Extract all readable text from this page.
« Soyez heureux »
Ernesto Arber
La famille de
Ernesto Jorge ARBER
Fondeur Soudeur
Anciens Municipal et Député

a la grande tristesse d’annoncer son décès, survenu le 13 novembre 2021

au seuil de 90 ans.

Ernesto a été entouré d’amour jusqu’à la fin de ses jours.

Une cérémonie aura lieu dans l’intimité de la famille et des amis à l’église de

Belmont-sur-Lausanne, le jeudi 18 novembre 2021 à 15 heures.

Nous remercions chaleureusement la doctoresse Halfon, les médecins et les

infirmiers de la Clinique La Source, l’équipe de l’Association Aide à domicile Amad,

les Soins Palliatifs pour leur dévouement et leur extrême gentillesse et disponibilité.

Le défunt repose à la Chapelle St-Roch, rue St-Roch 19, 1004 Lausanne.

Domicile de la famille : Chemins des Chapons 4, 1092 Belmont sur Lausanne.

Aim: Where a line of the material above holds the string "Ernesto", copy that line.

Result of this exercise:
Ernesto Arber
Ernesto Jorge ARBER
Ernesto a été entouré d’amour jusqu’à la fin de ses jours.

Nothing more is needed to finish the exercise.